▸ Exercise details: All of the entries must be reproduced exactly, with no images carried over.

Extracts from a graphics dataset:
* start *

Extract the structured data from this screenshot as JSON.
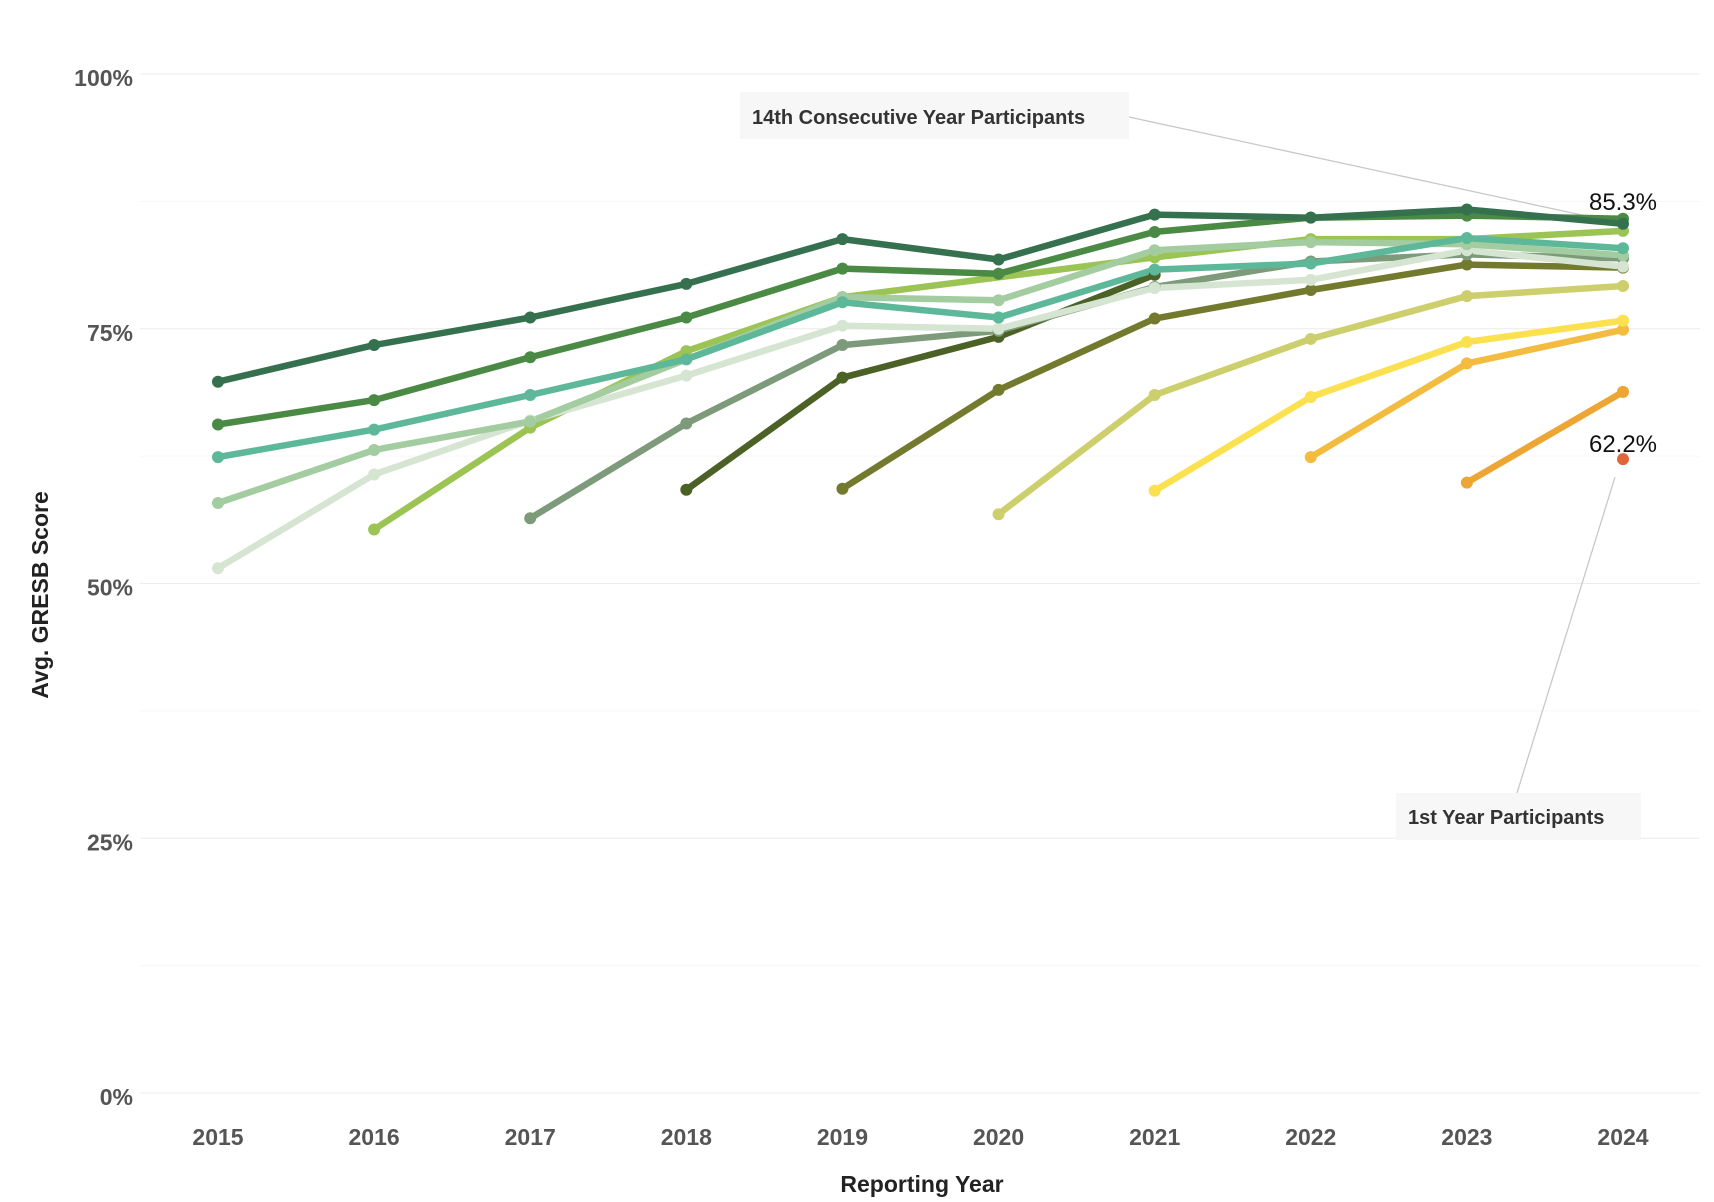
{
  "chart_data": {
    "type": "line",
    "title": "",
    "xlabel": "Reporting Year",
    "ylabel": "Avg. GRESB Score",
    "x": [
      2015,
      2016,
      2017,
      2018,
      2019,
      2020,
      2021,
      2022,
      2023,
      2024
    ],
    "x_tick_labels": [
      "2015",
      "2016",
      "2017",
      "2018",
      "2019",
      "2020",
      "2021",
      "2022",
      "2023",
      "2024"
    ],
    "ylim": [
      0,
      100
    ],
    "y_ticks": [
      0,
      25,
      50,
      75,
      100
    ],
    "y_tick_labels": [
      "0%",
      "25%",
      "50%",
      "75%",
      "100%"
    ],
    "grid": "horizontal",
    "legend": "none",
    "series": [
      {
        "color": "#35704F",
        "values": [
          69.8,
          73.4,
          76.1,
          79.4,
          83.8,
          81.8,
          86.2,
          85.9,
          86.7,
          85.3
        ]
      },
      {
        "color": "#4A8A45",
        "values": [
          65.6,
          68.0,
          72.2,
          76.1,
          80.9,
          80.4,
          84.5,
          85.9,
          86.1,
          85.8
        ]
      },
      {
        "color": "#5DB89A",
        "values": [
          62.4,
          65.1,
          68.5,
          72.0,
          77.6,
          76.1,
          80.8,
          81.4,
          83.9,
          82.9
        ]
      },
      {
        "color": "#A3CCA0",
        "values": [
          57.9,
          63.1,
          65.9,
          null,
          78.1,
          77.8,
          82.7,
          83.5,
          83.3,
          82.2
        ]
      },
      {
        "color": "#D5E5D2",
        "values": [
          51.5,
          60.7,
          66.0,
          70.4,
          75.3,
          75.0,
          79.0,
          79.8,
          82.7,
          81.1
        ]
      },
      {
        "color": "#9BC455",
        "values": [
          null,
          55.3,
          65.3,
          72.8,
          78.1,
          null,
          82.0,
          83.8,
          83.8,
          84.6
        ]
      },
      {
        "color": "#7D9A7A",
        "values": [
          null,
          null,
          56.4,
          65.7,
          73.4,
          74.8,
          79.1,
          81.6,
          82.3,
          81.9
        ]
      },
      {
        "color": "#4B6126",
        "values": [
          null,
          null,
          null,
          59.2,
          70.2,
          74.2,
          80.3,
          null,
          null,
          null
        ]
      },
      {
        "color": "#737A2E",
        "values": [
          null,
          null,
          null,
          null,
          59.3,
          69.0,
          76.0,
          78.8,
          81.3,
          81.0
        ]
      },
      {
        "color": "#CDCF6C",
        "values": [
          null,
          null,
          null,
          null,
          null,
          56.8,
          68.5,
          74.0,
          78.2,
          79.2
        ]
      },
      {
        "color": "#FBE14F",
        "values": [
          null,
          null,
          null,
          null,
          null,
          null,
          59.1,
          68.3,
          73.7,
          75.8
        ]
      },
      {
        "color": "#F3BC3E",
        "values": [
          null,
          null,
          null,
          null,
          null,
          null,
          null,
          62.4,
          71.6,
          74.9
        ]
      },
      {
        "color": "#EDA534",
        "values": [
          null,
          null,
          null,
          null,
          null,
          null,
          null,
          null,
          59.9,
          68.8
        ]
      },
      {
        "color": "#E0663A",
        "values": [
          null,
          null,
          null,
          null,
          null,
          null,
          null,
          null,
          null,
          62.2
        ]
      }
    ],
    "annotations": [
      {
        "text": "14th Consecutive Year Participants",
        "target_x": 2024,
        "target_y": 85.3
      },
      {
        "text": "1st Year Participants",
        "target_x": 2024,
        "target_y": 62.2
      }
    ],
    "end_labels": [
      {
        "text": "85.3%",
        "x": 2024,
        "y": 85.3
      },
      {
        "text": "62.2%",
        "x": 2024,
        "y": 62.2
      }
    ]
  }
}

* end *

▸ Solved problem:
Extract the structured data from this screenshot as JSON.
{
  "chart_data": {
    "type": "line",
    "title": "",
    "xlabel": "Reporting Year",
    "ylabel": "Avg. GRESB Score",
    "x": [
      2015,
      2016,
      2017,
      2018,
      2019,
      2020,
      2021,
      2022,
      2023,
      2024
    ],
    "x_tick_labels": [
      "2015",
      "2016",
      "2017",
      "2018",
      "2019",
      "2020",
      "2021",
      "2022",
      "2023",
      "2024"
    ],
    "ylim": [
      0,
      100
    ],
    "y_ticks": [
      0,
      25,
      50,
      75,
      100
    ],
    "y_tick_labels": [
      "0%",
      "25%",
      "50%",
      "75%",
      "100%"
    ],
    "grid": "horizontal",
    "legend": "none",
    "series": [
      {
        "color": "#35704F",
        "values": [
          69.8,
          73.4,
          76.1,
          79.4,
          83.8,
          81.8,
          86.2,
          85.9,
          86.7,
          85.3
        ]
      },
      {
        "color": "#4A8A45",
        "values": [
          65.6,
          68.0,
          72.2,
          76.1,
          80.9,
          80.4,
          84.5,
          85.9,
          86.1,
          85.8
        ]
      },
      {
        "color": "#5DB89A",
        "values": [
          62.4,
          65.1,
          68.5,
          72.0,
          77.6,
          76.1,
          80.8,
          81.4,
          83.9,
          82.9
        ]
      },
      {
        "color": "#A3CCA0",
        "values": [
          57.9,
          63.1,
          65.9,
          null,
          78.1,
          77.8,
          82.7,
          83.5,
          83.3,
          82.2
        ]
      },
      {
        "color": "#D5E5D2",
        "values": [
          51.5,
          60.7,
          66.0,
          70.4,
          75.3,
          75.0,
          79.0,
          79.8,
          82.7,
          81.1
        ]
      },
      {
        "color": "#9BC455",
        "values": [
          null,
          55.3,
          65.3,
          72.8,
          78.1,
          null,
          82.0,
          83.8,
          83.8,
          84.6
        ]
      },
      {
        "color": "#7D9A7A",
        "values": [
          null,
          null,
          56.4,
          65.7,
          73.4,
          74.8,
          79.1,
          81.6,
          82.3,
          81.9
        ]
      },
      {
        "color": "#4B6126",
        "values": [
          null,
          null,
          null,
          59.2,
          70.2,
          74.2,
          80.3,
          null,
          null,
          null
        ]
      },
      {
        "color": "#737A2E",
        "values": [
          null,
          null,
          null,
          null,
          59.3,
          69.0,
          76.0,
          78.8,
          81.3,
          81.0
        ]
      },
      {
        "color": "#CDCF6C",
        "values": [
          null,
          null,
          null,
          null,
          null,
          56.8,
          68.5,
          74.0,
          78.2,
          79.2
        ]
      },
      {
        "color": "#FBE14F",
        "values": [
          null,
          null,
          null,
          null,
          null,
          null,
          59.1,
          68.3,
          73.7,
          75.8
        ]
      },
      {
        "color": "#F3BC3E",
        "values": [
          null,
          null,
          null,
          null,
          null,
          null,
          null,
          62.4,
          71.6,
          74.9
        ]
      },
      {
        "color": "#EDA534",
        "values": [
          null,
          null,
          null,
          null,
          null,
          null,
          null,
          null,
          59.9,
          68.8
        ]
      },
      {
        "color": "#E0663A",
        "values": [
          null,
          null,
          null,
          null,
          null,
          null,
          null,
          null,
          null,
          62.2
        ]
      }
    ],
    "annotations": [
      {
        "text": "14th Consecutive Year Participants",
        "target_x": 2024,
        "target_y": 85.3
      },
      {
        "text": "1st Year Participants",
        "target_x": 2024,
        "target_y": 62.2
      }
    ],
    "end_labels": [
      {
        "text": "85.3%",
        "x": 2024,
        "y": 85.3
      },
      {
        "text": "62.2%",
        "x": 2024,
        "y": 62.2
      }
    ]
  }
}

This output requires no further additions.